**Written request**
Pictures are to be left out; otherwise, copy exactly the lines from the line containing "Output a JSON" through the end of the data.

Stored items
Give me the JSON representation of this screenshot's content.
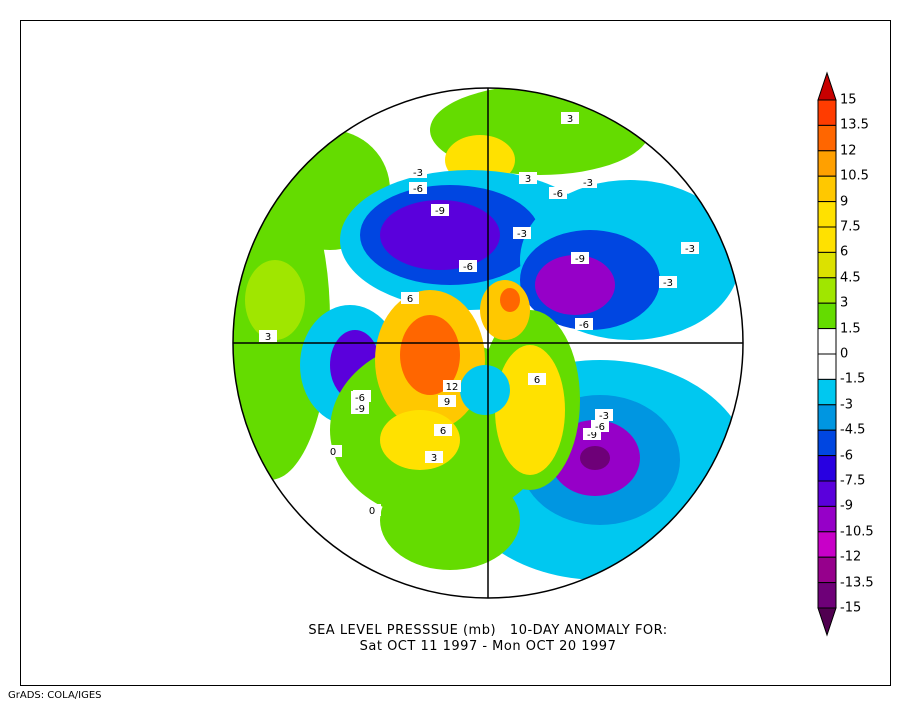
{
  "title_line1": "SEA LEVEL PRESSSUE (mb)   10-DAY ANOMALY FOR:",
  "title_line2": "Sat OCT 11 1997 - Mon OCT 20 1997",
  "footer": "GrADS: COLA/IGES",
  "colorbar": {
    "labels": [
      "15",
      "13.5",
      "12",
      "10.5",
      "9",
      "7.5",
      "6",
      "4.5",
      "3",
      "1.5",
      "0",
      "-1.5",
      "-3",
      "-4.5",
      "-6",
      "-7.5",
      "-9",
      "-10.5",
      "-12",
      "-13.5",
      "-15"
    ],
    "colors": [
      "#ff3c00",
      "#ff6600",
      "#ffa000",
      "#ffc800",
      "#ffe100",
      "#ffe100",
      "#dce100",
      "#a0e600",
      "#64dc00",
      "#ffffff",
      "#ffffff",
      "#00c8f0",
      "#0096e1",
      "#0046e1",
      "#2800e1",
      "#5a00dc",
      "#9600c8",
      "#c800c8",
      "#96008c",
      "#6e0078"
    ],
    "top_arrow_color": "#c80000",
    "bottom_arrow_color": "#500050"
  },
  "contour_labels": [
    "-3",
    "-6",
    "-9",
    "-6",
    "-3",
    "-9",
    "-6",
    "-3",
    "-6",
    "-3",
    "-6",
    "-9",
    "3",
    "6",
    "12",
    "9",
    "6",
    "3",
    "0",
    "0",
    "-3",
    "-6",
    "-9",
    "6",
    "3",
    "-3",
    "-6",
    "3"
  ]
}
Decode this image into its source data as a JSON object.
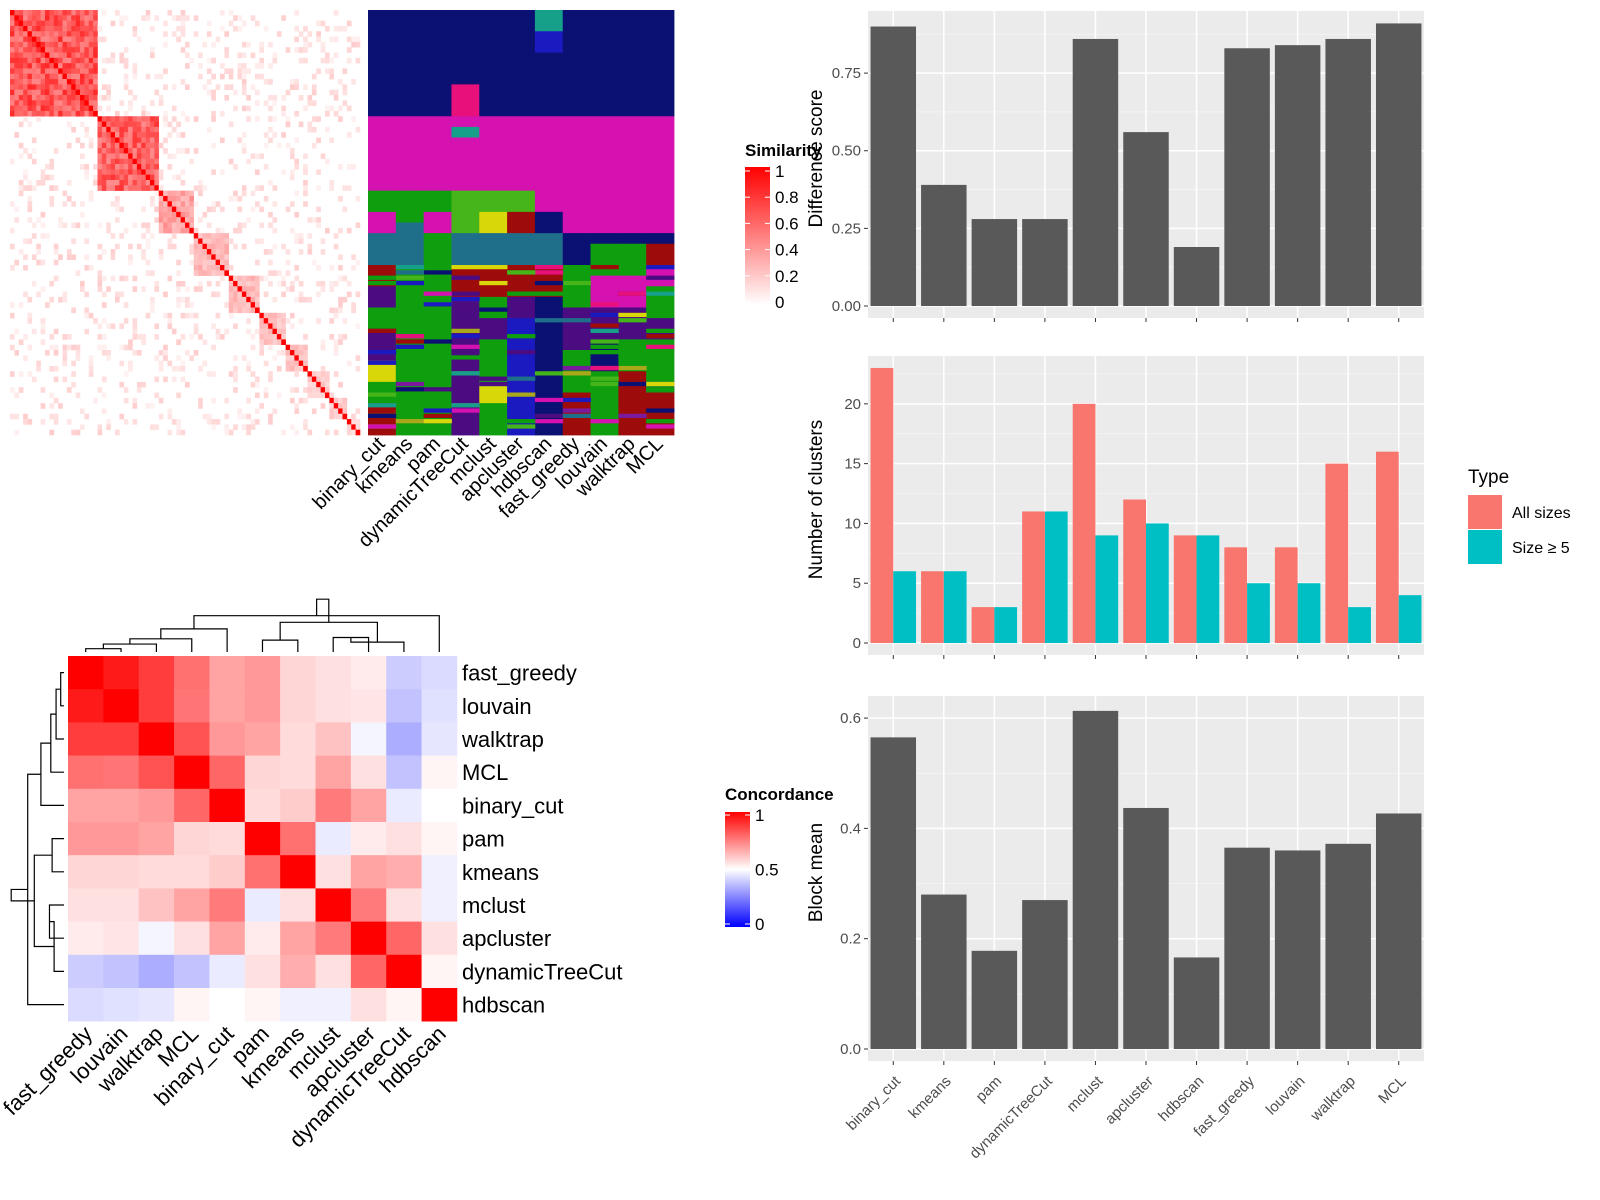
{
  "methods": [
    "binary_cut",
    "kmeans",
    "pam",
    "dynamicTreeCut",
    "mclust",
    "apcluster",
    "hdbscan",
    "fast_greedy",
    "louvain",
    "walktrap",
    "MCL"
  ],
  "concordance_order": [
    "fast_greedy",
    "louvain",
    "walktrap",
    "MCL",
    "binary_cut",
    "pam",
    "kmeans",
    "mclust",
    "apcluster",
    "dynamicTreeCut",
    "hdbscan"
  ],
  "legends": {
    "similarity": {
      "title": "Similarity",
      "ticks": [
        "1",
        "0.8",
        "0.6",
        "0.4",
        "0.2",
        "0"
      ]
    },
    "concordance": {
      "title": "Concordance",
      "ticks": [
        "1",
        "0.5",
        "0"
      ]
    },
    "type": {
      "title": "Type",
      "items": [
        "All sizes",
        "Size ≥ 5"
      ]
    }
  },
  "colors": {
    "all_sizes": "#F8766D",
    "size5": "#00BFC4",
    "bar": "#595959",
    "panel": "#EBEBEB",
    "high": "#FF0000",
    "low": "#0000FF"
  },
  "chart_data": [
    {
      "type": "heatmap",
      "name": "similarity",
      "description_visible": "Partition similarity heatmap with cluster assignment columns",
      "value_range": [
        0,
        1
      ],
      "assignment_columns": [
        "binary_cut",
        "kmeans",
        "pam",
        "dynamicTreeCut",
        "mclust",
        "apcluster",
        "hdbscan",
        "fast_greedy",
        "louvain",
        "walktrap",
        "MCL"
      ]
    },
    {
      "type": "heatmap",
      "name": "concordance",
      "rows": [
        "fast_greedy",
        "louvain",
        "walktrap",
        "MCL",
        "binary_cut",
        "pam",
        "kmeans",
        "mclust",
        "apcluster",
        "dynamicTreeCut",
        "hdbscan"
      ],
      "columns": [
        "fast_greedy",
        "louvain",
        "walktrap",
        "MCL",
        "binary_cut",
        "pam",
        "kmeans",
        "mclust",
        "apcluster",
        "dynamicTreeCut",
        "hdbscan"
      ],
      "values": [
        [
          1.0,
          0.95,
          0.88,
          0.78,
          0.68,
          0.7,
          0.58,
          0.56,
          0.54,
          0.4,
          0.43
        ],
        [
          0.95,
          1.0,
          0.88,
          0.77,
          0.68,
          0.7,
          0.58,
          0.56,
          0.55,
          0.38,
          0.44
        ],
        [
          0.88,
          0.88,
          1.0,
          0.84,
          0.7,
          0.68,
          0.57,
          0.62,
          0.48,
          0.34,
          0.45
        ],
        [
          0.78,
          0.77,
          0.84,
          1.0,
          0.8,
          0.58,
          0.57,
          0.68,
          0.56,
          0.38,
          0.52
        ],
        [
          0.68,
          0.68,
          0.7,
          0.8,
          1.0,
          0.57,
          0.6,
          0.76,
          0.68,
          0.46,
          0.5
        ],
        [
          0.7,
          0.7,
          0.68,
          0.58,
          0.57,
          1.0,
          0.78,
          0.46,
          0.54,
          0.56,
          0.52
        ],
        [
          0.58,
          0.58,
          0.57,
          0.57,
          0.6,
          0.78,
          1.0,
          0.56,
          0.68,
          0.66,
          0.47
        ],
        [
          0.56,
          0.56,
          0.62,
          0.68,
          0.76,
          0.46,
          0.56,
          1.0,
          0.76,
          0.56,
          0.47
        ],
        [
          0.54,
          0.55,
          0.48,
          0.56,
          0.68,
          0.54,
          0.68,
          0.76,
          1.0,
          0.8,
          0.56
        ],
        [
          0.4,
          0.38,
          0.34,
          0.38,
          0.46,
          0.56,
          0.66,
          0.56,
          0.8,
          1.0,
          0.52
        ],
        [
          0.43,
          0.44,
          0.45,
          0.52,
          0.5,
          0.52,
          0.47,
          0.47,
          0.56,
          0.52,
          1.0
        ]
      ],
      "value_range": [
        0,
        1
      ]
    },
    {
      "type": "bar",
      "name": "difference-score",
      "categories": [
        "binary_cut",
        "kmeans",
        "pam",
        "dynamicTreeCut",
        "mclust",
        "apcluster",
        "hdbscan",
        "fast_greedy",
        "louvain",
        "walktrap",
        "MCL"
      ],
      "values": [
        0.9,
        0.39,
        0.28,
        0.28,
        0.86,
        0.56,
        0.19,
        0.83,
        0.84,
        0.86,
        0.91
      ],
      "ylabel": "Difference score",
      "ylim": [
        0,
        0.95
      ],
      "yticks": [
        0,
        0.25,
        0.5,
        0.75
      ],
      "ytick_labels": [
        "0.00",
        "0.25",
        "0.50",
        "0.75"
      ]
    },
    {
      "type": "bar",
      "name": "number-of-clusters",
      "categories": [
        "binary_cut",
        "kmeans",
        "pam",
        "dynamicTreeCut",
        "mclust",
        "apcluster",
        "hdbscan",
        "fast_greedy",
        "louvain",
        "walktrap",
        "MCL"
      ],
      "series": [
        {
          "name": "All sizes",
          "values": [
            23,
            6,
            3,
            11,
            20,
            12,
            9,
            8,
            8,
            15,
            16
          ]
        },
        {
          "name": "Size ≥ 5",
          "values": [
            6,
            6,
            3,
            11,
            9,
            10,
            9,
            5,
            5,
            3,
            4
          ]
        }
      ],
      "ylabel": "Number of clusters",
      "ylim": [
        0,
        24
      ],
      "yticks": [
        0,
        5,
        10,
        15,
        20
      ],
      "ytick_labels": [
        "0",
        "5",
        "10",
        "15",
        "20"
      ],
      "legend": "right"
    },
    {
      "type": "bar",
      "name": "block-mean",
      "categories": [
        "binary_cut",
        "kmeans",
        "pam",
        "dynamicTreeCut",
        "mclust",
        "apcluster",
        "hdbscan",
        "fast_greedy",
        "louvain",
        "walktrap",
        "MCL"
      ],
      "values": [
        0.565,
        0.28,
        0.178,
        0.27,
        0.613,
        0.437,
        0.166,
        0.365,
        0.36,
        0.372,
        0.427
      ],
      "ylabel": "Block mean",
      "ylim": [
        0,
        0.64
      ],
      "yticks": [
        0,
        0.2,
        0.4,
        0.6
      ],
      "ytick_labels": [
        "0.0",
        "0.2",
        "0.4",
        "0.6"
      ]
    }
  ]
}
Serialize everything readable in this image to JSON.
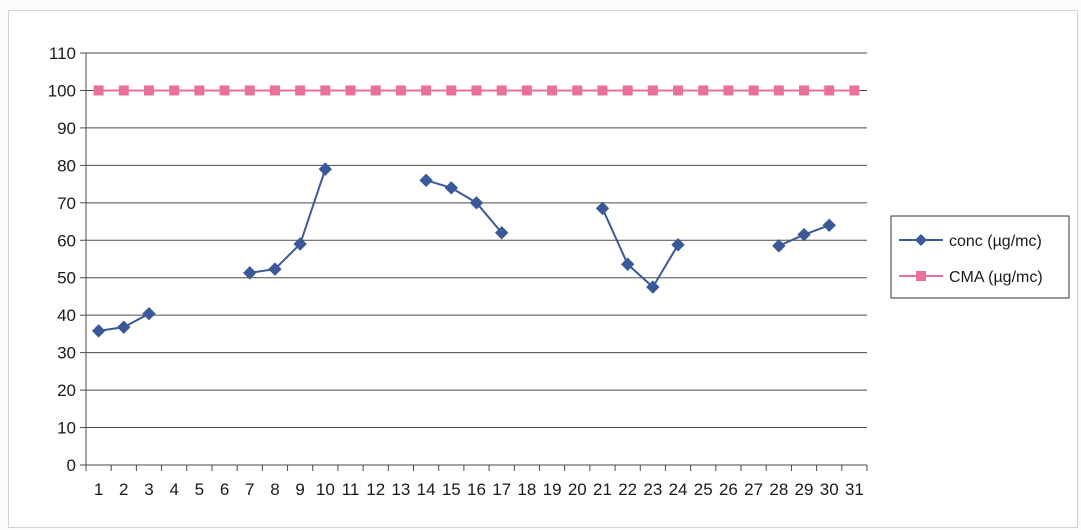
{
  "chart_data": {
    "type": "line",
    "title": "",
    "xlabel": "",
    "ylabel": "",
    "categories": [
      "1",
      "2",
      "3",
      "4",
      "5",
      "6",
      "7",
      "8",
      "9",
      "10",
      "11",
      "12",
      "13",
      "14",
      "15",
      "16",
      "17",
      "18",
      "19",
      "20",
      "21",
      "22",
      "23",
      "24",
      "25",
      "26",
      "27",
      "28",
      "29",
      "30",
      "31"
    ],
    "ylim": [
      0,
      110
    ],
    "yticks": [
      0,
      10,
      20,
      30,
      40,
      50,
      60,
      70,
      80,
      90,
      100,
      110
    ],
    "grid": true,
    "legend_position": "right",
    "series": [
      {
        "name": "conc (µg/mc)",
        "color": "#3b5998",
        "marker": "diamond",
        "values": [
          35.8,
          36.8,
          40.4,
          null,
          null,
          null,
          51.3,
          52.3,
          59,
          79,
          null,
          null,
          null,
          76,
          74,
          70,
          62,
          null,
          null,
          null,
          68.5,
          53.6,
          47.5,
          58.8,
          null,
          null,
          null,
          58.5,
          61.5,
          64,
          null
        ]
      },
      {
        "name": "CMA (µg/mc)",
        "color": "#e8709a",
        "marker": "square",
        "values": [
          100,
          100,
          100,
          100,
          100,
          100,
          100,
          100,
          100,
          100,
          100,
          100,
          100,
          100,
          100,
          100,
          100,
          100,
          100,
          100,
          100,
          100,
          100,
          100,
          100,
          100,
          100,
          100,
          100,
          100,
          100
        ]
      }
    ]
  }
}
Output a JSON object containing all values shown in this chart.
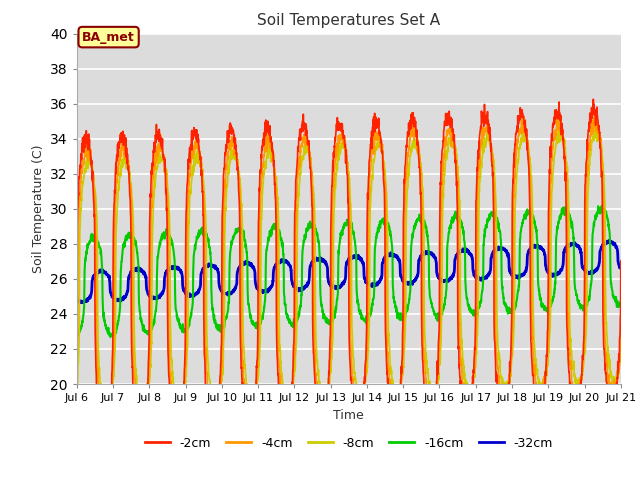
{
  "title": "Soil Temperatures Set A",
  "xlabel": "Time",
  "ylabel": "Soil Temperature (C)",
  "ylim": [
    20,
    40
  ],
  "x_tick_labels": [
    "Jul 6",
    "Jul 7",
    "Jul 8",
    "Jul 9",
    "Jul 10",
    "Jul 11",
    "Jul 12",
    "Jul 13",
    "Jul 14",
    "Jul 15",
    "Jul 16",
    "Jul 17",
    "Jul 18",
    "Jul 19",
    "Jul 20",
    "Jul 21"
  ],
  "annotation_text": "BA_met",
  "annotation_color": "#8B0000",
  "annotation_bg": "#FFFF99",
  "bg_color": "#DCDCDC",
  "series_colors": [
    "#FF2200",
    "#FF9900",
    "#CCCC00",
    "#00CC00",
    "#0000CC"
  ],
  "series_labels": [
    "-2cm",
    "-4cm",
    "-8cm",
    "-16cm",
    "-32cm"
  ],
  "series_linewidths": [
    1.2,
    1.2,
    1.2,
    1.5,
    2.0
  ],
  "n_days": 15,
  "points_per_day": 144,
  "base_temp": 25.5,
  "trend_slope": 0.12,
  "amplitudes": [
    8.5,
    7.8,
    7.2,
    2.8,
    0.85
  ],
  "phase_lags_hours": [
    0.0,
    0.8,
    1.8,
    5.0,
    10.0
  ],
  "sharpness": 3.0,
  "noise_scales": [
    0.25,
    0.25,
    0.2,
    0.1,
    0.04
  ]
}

**Response for this exercise**
Output a JSON object containing all values shown in this chart.
{
  "title": "Soil Temperatures Set A",
  "xlabel": "Time",
  "ylabel": "Soil Temperature (C)",
  "ylim": [
    20,
    40
  ],
  "x_tick_labels": [
    "Jul 6",
    "Jul 7",
    "Jul 8",
    "Jul 9",
    "Jul 10",
    "Jul 11",
    "Jul 12",
    "Jul 13",
    "Jul 14",
    "Jul 15",
    "Jul 16",
    "Jul 17",
    "Jul 18",
    "Jul 19",
    "Jul 20",
    "Jul 21"
  ],
  "annotation_text": "BA_met",
  "annotation_color": "#8B0000",
  "annotation_bg": "#FFFF99",
  "bg_color": "#DCDCDC",
  "series_colors": [
    "#FF2200",
    "#FF9900",
    "#CCCC00",
    "#00CC00",
    "#0000CC"
  ],
  "series_labels": [
    "-2cm",
    "-4cm",
    "-8cm",
    "-16cm",
    "-32cm"
  ],
  "series_linewidths": [
    1.2,
    1.2,
    1.2,
    1.5,
    2.0
  ],
  "n_days": 15,
  "points_per_day": 144,
  "base_temp": 25.5,
  "trend_slope": 0.12,
  "amplitudes": [
    8.5,
    7.8,
    7.2,
    2.8,
    0.85
  ],
  "phase_lags_hours": [
    0.0,
    0.8,
    1.8,
    5.0,
    10.0
  ],
  "sharpness": 3.0,
  "noise_scales": [
    0.25,
    0.25,
    0.2,
    0.1,
    0.04
  ]
}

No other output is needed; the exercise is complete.